* What to produce
Gather all lines in the entries below that include the word "形增长的数学模型公式中的".

* Listed entries

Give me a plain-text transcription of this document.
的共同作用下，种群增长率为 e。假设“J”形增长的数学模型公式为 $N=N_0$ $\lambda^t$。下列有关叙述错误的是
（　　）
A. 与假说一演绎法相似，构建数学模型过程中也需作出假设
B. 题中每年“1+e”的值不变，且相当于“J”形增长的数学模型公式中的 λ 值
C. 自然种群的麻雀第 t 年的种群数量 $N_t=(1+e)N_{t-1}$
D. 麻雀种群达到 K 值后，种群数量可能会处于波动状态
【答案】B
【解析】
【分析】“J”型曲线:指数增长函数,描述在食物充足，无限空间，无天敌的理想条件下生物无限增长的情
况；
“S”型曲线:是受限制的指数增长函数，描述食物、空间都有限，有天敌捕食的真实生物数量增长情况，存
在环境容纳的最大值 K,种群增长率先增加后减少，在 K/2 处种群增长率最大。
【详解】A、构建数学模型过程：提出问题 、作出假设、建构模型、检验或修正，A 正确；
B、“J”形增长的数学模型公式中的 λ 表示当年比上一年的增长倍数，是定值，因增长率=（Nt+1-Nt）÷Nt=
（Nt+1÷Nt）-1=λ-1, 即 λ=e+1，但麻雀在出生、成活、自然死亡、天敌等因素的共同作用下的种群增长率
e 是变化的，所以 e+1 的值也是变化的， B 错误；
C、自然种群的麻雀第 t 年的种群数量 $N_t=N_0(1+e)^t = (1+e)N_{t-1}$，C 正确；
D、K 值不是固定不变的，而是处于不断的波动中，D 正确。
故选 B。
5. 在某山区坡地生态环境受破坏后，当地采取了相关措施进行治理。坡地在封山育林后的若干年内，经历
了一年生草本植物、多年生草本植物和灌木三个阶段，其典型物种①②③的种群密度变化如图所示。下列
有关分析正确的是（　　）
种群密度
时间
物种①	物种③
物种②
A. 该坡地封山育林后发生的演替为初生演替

* Result
B. 题中每年“1+e”的值不变，且相当于“J”形增长的数学模型公式中的 λ 值
B、“J”形增长的数学模型公式中的 λ 表示当年比上一年的增长倍数，是定值，因增长率=（Nt+1-Nt）÷Nt=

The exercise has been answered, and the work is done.